### ACTIVITIES:
[A] From the honing steel text, list every other name it gives for a honing steel.
[B] Answer these questions from the honing steel text, one answer per line, each marked like its question:
(i) Up to what length are honing steels made?
(ii) At about what angle to the steel is the blade usually held?
(iii) On what is the blade honed as needed in East Asia?
[C] Echo a passage of the honing steel text word for word: begin at the words "1. 1 2 3 Sur" and stop after the words "Publishing. pp. 59–61. ISBN 978-0-7407-7002-9.".

### PROVIDED PASSAGE:
----------------------------------------

Honing steel

A honing steel on a cutting board.

A honing steel, sometimes referred to as sharpening steel, sharpening stick, sharpening rod, butcher's steel, and chef's steel is a rod of steel, ceramic or diamond coated steel used to realign blade edges. They are flat, oval, or round in cross-section and up to one foot long (30 cm). The steel and ceramic honing steels may have longitudinal ridges, whereas the diamond coated steels are smooth but will be embedded with abrasive diamond particles.[1]

The naming ("honing" or "sharpening") is often a misnomer, because the traditional "honing steel" neither hones nor sharpens a blade. Instead, its function is to realign a curled edge rather than remove metal from the edge. The term "hone" is associated with light maintenance performed on a blade without the effort and precision normally associated with sharpening, so the name "hone" was loaned. In the 1980s, ceramic abrasives became increasingly popular, and proved an equal, if not superior, method for accomplishing the same daily maintenance tasks; manufacturers replaced steels with ceramic (and later, manufactured diamond abrasive) sharpening "steels" that were, in fact, hones.

Use

Honing steels are used by placing the near edge of the blade against the base of the steel, then sliding the blade away from yourself along the steel while moving it down – the blade moves diagonally, while the steel remains stationary. This should be done with the blade held at an angle to the steel, usually about 20°, and repeating on the opposite side at the same angle. This is repeated five to ten times.[1]

Steeling

It is often recommended that steeling be performed immediately before or after using a knife,[2] and can be done daily.[1] By contrast, knives are generally sharpened less frequently. A traditional smooth honing steel is of no use if the edge is blunt, because it removes no material; instead it fixes deformations along the edge of a sharp blade. There has long been speculation about the efficacy of steeling (re-aligning the edge) vs honing (removing minor deformation with abrasives); studies tend to favor abrasives for daily maintenance, especially in high-carbide-volume "stainless" steels (such as the popular CPM S30V, which tends to "tear out" when steeled rather than re-forming an edge.)[3]

Usage trends

Steels have traditionally been used in the West, especially in heavy use scenarios (e.g. butchering, where the edge deforms due to forceful contact with bone). These scenarios also lead Western trends toward blades tempered to a lower level of hardness (and thus, lower brittleness). In East Asia, notably Japan, harder knives are preferred, so there is little need for steeling intra-day, as the edge does not deform as much. Instead, the blade is honed as needed on a waterstone. While tradition has kept the practice of steeling alive in Western kitchens, the majority of Honing Steels sold are abrasive rather than smooth, and knives are harder and more frequently made of stainless steel, which does not respond to traditional steeling techniques as well as high-carbon/low alloy tool steels.[4]

See also

References

  1. 1 2 3 Sur la Table; Jay, Sarah; Fink, Ben (2008). Knives Cooks Love: Selection. Care. Techniques. Recipes. Andrews McMeel Publishing. pp. 59–61. ISBN 978-0-7407-7002-9.

----------------------------------------

### SUPPLIED RECORDS:

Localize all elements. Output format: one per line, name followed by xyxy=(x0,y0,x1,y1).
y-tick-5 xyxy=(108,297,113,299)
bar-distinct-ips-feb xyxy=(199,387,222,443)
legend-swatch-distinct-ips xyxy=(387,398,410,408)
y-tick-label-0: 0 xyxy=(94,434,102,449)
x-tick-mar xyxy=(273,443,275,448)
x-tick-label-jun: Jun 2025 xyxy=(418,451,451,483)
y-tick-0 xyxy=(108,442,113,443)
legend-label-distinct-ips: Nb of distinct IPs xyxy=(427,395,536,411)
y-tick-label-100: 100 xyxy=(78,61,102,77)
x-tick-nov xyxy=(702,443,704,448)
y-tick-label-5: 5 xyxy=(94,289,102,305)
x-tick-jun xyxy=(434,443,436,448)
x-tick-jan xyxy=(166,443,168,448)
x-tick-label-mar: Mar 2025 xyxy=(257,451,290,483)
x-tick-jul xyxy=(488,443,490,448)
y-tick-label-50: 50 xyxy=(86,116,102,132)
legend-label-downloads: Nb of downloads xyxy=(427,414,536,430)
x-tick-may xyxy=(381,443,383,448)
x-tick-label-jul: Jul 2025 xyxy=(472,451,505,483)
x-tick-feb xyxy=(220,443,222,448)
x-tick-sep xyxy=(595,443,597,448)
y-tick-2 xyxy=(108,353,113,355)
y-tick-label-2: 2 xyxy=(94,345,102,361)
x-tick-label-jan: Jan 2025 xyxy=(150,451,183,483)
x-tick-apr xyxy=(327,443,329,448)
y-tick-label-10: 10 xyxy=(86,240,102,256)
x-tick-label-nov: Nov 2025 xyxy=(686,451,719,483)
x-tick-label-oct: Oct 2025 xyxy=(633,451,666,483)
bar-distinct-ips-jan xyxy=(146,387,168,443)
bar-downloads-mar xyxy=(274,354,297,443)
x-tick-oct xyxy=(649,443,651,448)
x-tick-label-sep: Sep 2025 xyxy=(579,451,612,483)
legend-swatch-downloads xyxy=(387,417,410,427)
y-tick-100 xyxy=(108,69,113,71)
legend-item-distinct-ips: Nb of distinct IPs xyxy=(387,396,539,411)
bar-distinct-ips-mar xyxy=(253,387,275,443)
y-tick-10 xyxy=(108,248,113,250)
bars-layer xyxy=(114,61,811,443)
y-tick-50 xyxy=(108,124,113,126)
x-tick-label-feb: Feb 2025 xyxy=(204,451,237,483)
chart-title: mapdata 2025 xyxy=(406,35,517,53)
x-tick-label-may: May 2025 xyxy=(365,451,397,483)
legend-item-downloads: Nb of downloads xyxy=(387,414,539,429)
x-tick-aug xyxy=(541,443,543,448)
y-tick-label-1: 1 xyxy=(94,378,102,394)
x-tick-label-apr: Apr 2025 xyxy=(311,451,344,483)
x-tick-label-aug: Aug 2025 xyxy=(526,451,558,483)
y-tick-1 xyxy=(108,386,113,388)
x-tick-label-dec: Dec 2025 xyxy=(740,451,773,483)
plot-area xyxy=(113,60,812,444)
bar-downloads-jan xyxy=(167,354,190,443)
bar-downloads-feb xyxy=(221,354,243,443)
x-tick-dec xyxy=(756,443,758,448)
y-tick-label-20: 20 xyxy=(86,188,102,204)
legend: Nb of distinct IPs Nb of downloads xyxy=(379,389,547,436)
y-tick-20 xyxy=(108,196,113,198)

----------------------------------------

### ANSWERS BY ITEM:
[A]
sharpening steel
sharpening stick
sharpening rod
butcher's steel
chef's steel

[B]
(i) Up to one foot long (30 cm).
(ii) About 20°.
(iii) On a waterstone.

[C]
1. 1 2 3 Sur la Table; Jay, Sarah; Fink, Ben (2008). Knives Cooks Love: Selection. Care. Techniques. Recipes. Andrews McMeel Publishing. pp. 59–61. ISBN 978-0-7407-7002-9.